* _TASK PROMPT_
From the entries below, copy every line that holds the word "JSON".

[Source data]

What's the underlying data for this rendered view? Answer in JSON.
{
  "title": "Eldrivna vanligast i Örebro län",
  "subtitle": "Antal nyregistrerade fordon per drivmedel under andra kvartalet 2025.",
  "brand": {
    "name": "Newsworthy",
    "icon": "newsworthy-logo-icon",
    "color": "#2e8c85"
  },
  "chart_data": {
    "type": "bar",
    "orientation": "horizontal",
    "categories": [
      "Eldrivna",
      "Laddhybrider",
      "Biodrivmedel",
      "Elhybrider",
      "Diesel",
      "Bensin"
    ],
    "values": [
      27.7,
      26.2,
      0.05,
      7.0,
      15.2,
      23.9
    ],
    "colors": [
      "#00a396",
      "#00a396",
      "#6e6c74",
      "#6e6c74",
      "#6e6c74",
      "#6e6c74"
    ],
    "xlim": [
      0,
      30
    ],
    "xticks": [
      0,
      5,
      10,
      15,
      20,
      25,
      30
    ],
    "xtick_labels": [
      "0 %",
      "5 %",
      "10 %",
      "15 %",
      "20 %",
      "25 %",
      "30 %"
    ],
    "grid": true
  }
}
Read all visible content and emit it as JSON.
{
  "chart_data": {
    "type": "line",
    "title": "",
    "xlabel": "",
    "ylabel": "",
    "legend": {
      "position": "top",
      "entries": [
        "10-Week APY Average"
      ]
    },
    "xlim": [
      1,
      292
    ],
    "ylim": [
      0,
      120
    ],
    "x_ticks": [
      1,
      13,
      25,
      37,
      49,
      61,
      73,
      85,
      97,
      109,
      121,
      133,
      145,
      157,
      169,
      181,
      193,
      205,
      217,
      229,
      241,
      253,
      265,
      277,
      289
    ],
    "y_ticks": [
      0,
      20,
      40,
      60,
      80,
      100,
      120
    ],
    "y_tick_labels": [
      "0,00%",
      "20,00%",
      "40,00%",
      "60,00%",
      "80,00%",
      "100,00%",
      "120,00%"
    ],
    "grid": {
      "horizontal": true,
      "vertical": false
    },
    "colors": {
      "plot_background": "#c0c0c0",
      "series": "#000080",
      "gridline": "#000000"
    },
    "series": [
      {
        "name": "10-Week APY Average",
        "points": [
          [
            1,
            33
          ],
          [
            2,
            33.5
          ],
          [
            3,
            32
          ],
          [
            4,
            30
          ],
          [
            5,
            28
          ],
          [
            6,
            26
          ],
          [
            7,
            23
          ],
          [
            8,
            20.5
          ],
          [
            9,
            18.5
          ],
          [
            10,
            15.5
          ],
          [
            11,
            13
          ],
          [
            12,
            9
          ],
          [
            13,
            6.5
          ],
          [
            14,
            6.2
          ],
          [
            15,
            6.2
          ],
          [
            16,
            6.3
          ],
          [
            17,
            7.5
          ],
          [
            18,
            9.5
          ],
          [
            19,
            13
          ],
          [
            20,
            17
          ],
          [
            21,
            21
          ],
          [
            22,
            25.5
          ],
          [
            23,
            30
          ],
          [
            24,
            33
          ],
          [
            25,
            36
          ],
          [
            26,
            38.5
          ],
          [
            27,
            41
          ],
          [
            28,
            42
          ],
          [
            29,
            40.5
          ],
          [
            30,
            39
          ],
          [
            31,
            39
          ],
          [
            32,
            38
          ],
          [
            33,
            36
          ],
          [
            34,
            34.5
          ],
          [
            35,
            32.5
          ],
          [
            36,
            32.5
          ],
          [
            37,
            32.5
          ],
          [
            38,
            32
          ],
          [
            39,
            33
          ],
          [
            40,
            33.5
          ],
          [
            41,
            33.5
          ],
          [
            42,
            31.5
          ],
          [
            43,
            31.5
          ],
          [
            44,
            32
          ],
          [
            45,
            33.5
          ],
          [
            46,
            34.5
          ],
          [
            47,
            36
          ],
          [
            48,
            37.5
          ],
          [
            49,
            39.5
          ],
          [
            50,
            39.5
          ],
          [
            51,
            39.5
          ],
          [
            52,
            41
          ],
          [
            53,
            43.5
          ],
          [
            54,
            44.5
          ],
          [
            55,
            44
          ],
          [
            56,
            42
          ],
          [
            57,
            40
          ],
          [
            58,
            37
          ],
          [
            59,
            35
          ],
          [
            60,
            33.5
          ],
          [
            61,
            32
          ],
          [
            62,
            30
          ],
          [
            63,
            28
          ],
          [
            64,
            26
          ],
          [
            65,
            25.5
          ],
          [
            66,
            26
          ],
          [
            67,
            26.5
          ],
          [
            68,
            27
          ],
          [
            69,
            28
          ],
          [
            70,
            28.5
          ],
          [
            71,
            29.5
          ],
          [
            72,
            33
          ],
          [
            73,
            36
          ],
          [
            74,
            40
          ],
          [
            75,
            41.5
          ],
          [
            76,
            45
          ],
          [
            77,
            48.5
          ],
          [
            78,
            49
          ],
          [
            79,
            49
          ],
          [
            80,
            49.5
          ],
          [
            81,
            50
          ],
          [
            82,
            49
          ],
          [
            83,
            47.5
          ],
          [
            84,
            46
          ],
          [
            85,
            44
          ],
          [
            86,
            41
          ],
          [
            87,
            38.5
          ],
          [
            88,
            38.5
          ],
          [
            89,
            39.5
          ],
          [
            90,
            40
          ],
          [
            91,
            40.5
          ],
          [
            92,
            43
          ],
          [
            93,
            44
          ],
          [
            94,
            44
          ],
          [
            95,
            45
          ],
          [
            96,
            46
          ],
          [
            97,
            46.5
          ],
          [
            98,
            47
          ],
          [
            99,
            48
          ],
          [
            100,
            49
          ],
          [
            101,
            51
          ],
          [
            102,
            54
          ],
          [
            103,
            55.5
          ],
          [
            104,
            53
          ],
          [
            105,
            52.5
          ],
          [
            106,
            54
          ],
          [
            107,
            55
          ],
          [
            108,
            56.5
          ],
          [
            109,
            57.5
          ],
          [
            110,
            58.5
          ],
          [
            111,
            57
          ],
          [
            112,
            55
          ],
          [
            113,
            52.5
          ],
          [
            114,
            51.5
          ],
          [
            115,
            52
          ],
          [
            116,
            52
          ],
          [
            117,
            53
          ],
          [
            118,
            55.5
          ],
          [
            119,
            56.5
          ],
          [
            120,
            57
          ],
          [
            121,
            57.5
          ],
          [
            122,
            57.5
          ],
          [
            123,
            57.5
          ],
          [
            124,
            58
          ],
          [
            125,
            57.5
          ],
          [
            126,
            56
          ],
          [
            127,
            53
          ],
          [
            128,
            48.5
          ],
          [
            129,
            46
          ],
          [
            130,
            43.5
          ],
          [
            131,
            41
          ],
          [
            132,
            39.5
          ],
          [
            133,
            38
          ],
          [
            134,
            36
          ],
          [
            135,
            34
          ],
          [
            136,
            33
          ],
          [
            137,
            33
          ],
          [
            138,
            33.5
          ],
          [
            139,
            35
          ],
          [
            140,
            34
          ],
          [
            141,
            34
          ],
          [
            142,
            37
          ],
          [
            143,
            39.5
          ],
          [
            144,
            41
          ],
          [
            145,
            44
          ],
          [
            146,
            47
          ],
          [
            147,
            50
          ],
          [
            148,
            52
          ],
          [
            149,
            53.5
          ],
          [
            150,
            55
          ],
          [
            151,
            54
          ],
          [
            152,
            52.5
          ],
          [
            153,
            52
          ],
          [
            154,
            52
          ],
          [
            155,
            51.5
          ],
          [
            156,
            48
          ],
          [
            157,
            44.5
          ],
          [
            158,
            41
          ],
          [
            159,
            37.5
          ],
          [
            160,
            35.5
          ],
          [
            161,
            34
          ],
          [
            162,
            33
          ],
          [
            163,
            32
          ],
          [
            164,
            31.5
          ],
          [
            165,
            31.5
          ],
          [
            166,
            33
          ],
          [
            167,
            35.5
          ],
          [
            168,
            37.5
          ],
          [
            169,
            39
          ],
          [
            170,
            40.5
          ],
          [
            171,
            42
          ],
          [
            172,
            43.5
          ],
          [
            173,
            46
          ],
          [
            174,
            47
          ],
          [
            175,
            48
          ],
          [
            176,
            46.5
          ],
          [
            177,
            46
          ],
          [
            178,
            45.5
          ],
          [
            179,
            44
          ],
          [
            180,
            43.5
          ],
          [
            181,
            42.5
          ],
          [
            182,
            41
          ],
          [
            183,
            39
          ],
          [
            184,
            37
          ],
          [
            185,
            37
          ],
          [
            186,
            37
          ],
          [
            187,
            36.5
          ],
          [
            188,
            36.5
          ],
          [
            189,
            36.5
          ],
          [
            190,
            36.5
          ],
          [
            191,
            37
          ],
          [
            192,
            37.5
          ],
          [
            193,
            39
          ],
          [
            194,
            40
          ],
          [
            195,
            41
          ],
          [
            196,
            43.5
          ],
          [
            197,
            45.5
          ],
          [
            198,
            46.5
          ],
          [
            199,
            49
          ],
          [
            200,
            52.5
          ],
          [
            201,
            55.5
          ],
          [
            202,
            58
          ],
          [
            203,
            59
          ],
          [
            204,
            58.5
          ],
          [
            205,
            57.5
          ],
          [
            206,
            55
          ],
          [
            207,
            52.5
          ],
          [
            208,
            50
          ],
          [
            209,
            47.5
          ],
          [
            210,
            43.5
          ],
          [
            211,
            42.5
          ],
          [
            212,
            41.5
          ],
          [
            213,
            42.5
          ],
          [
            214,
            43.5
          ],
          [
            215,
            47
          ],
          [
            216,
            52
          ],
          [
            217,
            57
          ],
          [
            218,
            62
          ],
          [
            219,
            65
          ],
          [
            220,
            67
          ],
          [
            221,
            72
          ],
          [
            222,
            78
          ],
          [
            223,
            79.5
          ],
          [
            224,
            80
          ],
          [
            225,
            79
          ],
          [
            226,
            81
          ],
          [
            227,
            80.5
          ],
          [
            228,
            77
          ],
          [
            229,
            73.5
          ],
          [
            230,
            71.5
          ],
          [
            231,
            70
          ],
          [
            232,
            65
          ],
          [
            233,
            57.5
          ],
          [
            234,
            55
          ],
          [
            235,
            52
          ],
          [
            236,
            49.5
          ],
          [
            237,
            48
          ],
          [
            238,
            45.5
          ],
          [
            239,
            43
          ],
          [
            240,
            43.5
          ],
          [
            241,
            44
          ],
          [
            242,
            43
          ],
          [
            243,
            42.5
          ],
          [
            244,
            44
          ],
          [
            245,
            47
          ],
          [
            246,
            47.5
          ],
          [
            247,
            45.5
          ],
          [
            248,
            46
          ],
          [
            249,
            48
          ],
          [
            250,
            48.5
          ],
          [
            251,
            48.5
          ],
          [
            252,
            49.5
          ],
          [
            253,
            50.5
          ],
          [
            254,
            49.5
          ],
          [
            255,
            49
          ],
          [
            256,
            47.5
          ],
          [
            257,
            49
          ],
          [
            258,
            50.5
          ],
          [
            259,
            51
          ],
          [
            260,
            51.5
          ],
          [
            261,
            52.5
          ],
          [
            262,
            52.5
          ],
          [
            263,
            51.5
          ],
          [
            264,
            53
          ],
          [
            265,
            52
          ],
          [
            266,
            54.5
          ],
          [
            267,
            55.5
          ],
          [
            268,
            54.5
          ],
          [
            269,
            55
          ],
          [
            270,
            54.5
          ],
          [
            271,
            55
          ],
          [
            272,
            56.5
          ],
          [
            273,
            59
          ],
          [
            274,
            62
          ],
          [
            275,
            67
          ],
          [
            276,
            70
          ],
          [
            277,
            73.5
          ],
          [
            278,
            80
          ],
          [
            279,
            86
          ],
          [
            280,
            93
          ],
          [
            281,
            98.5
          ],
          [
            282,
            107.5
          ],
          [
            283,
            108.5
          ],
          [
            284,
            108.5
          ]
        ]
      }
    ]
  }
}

* _RESULT OF THE TASK_
What's the underlying data for this rendered view? Answer in JSON.
Read all visible content and emit it as JSON.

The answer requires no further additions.